* **WHAT IS EXPECTED**
Images are not part of the copy; write out the rest of the data exactly as given.

* **MATERIAL PROVIDED**
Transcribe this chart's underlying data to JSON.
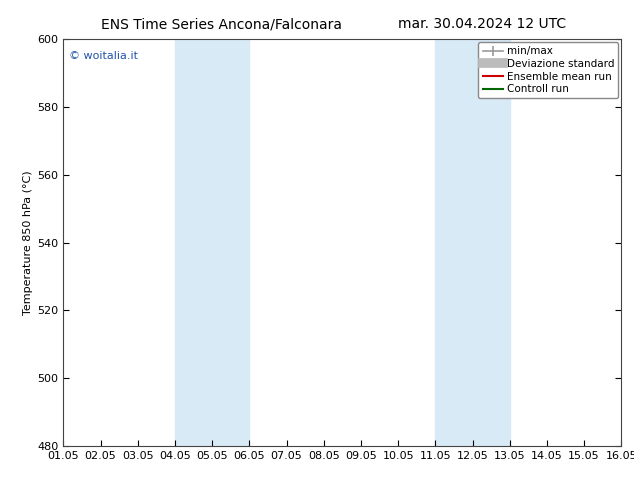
{
  "title_left": "ENS Time Series Ancona/Falconara",
  "title_right": "mar. 30.04.2024 12 UTC",
  "ylabel": "Temperature 850 hPa (°C)",
  "ylim": [
    480,
    600
  ],
  "yticks": [
    480,
    500,
    520,
    540,
    560,
    580,
    600
  ],
  "xlim": [
    0,
    15
  ],
  "xtick_labels": [
    "01.05",
    "02.05",
    "03.05",
    "04.05",
    "05.05",
    "06.05",
    "07.05",
    "08.05",
    "09.05",
    "10.05",
    "11.05",
    "12.05",
    "13.05",
    "14.05",
    "15.05",
    "16.05"
  ],
  "xtick_positions": [
    0,
    1,
    2,
    3,
    4,
    5,
    6,
    7,
    8,
    9,
    10,
    11,
    12,
    13,
    14,
    15
  ],
  "shaded_bands": [
    {
      "xmin": 3,
      "xmax": 5,
      "color": "#d9eaf7"
    },
    {
      "xmin": 10,
      "xmax": 12,
      "color": "#d9eaf7"
    }
  ],
  "watermark": "© woitalia.it",
  "watermark_color": "#2255aa",
  "bg_color": "#ffffff",
  "plot_bg_color": "#ffffff",
  "legend_items": [
    {
      "label": "min/max",
      "color": "#999999",
      "lw": 1.2,
      "style": "minmax"
    },
    {
      "label": "Deviazione standard",
      "color": "#bbbbbb",
      "lw": 7,
      "style": "line"
    },
    {
      "label": "Ensemble mean run",
      "color": "#cc0000",
      "lw": 1.5,
      "style": "line"
    },
    {
      "label": "Controll run",
      "color": "#006600",
      "lw": 1.5,
      "style": "line"
    }
  ],
  "title_fontsize": 10,
  "axis_label_fontsize": 8,
  "tick_fontsize": 8,
  "legend_fontsize": 7.5
}
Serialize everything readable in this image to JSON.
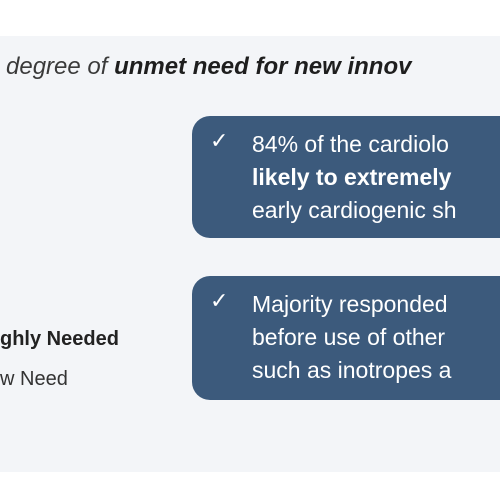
{
  "headline": {
    "before": "degree of ",
    "emphasis": "unmet need for new innov"
  },
  "cards": [
    {
      "check": "✓",
      "line1": "84% of the cardiolo",
      "line2": "likely to extremely",
      "line3": "early cardiogenic sh"
    },
    {
      "check": "✓",
      "line1": "Majority responded",
      "line2": "before use of other",
      "line3": "such as inotropes a"
    }
  ],
  "legend": {
    "item1": "ghly Needed",
    "item2": "w Need"
  },
  "colors": {
    "card_fill": "#3c5a7c",
    "panel_fill": "#f3f5f8"
  }
}
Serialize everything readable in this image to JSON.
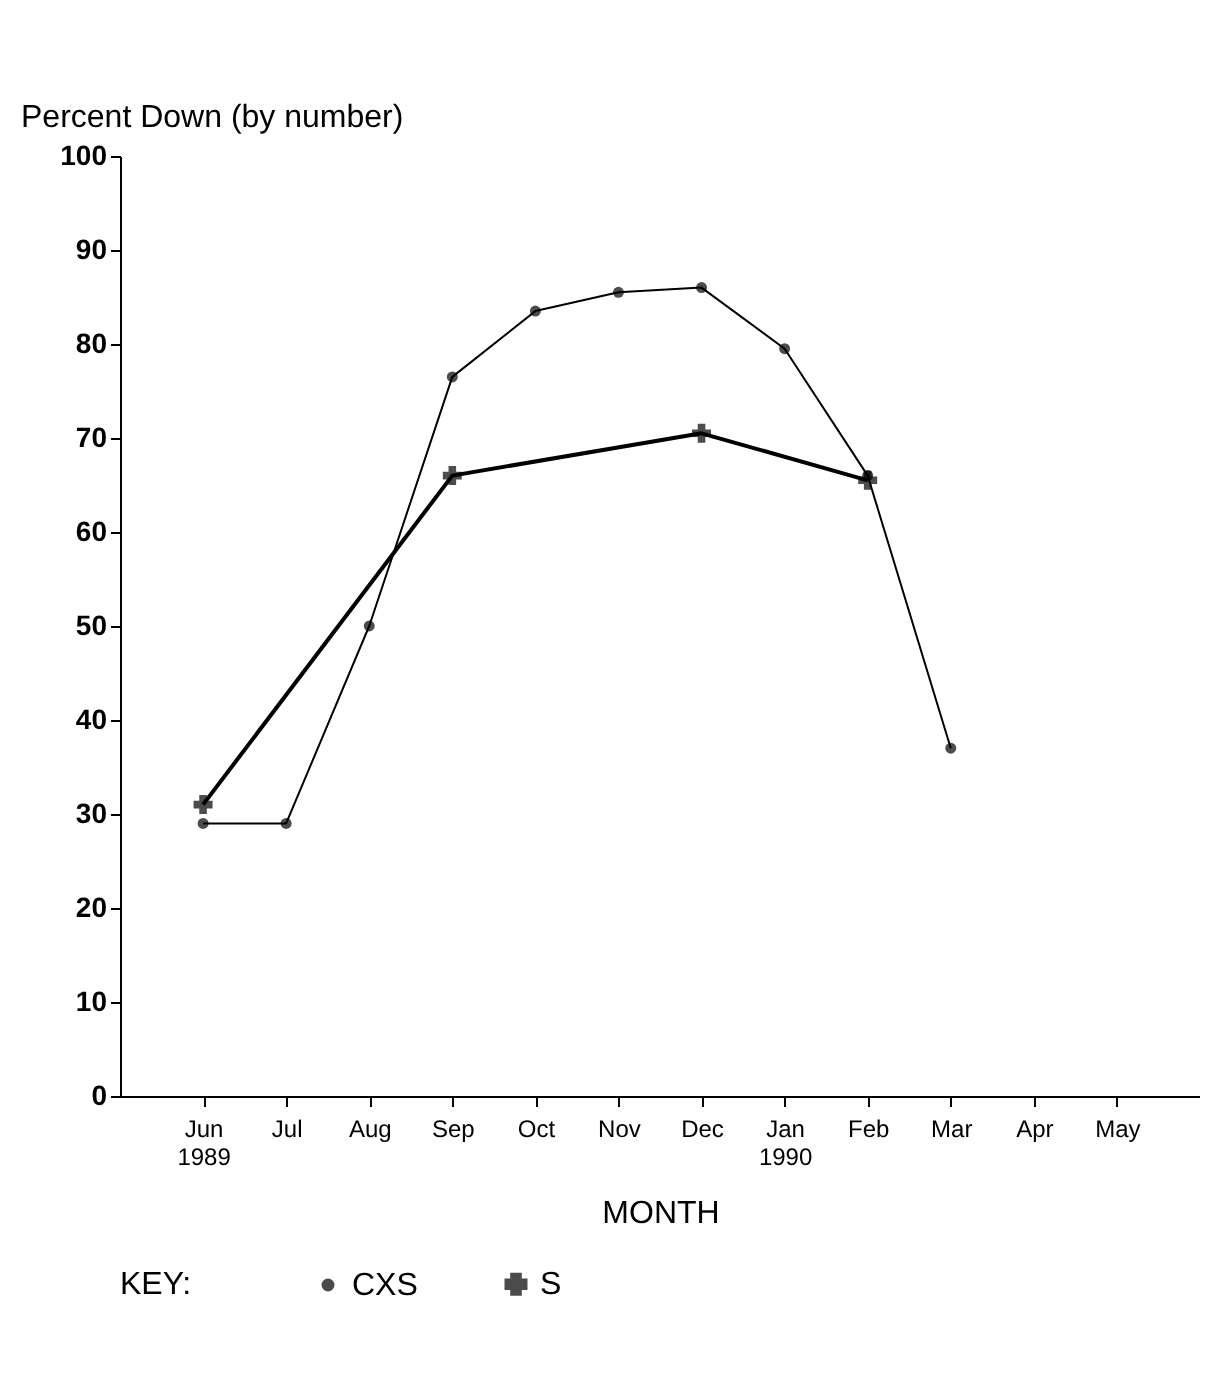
{
  "chart_data": {
    "type": "line",
    "xlabel": "MONTH",
    "ylabel": "Percent Down (by number)",
    "legend_title": "KEY:",
    "categories": [
      "Jun 1989",
      "Jul",
      "Aug",
      "Sep",
      "Oct",
      "Nov",
      "Dec",
      "Jan 1990",
      "Feb",
      "Mar",
      "Apr",
      "May"
    ],
    "series": [
      {
        "name": "CXS",
        "color": "#000000",
        "marker": "circle",
        "values": [
          29,
          29,
          50,
          76.5,
          83.5,
          85.5,
          86,
          79.5,
          66,
          37,
          null,
          null
        ]
      },
      {
        "name": "S",
        "color": "#000000",
        "marker": "cross",
        "values": [
          31,
          null,
          null,
          66,
          null,
          null,
          70.5,
          null,
          65.5,
          null,
          null,
          null
        ]
      }
    ],
    "ylim": [
      0,
      100
    ],
    "yticks": [
      0,
      10,
      20,
      30,
      40,
      50,
      60,
      70,
      80,
      90,
      100
    ],
    "grid": false,
    "legend": "bottom",
    "line_style": "solid"
  }
}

* **WORKED SOLUTION**
Transcribe this chart's underlying data to JSON.
{
  "title_left": "ENS Time Series Ancona/Falconara",
  "title_right": "mar. 30.04.2024 12 UTC",
  "ylabel": "Temperature 850 hPa (°C)",
  "ylim": [
    480,
    600
  ],
  "yticks": [
    480,
    500,
    520,
    540,
    560,
    580,
    600
  ],
  "xlim": [
    0,
    15
  ],
  "xtick_labels": [
    "01.05",
    "02.05",
    "03.05",
    "04.05",
    "05.05",
    "06.05",
    "07.05",
    "08.05",
    "09.05",
    "10.05",
    "11.05",
    "12.05",
    "13.05",
    "14.05",
    "15.05",
    "16.05"
  ],
  "xtick_positions": [
    0,
    1,
    2,
    3,
    4,
    5,
    6,
    7,
    8,
    9,
    10,
    11,
    12,
    13,
    14,
    15
  ],
  "shaded_bands": [
    {
      "xmin": 3,
      "xmax": 5,
      "color": "#d9eaf7"
    },
    {
      "xmin": 10,
      "xmax": 12,
      "color": "#d9eaf7"
    }
  ],
  "watermark": "© woitalia.it",
  "watermark_color": "#2255aa",
  "bg_color": "#ffffff",
  "plot_bg_color": "#ffffff",
  "legend_items": [
    {
      "label": "min/max",
      "color": "#999999",
      "lw": 1.2,
      "style": "minmax"
    },
    {
      "label": "Deviazione standard",
      "color": "#bbbbbb",
      "lw": 7,
      "style": "line"
    },
    {
      "label": "Ensemble mean run",
      "color": "#cc0000",
      "lw": 1.5,
      "style": "line"
    },
    {
      "label": "Controll run",
      "color": "#006600",
      "lw": 1.5,
      "style": "line"
    }
  ],
  "title_fontsize": 10,
  "axis_label_fontsize": 8,
  "tick_fontsize": 8,
  "legend_fontsize": 7.5
}
Serialize everything readable in this image to JSON.
{
  "headline": {
    "before": "degree of ",
    "emphasis": "unmet need for new innov"
  },
  "cards": [
    {
      "check": "✓",
      "line1": "84% of the cardiolo",
      "line2": "likely to extremely",
      "line3": "early cardiogenic sh"
    },
    {
      "check": "✓",
      "line1": "Majority responded",
      "line2": "before use of other",
      "line3": "such as inotropes a"
    }
  ],
  "legend": {
    "item1": "ghly Needed",
    "item2": "w Need"
  },
  "colors": {
    "card_fill": "#3c5a7c",
    "panel_fill": "#f3f5f8"
  }
}
Serialize everything readable in this image to JSON.
{
  "chart_data": {
    "type": "line",
    "xlabel": "MONTH",
    "ylabel": "Percent Down (by number)",
    "legend_title": "KEY:",
    "categories": [
      "Jun 1989",
      "Jul",
      "Aug",
      "Sep",
      "Oct",
      "Nov",
      "Dec",
      "Jan 1990",
      "Feb",
      "Mar",
      "Apr",
      "May"
    ],
    "series": [
      {
        "name": "CXS",
        "color": "#000000",
        "marker": "circle",
        "values": [
          29,
          29,
          50,
          76.5,
          83.5,
          85.5,
          86,
          79.5,
          66,
          37,
          null,
          null
        ]
      },
      {
        "name": "S",
        "color": "#000000",
        "marker": "cross",
        "values": [
          31,
          null,
          null,
          66,
          null,
          null,
          70.5,
          null,
          65.5,
          null,
          null,
          null
        ]
      }
    ],
    "ylim": [
      0,
      100
    ],
    "yticks": [
      0,
      10,
      20,
      30,
      40,
      50,
      60,
      70,
      80,
      90,
      100
    ],
    "grid": false,
    "legend": "bottom",
    "line_style": "solid"
  }
}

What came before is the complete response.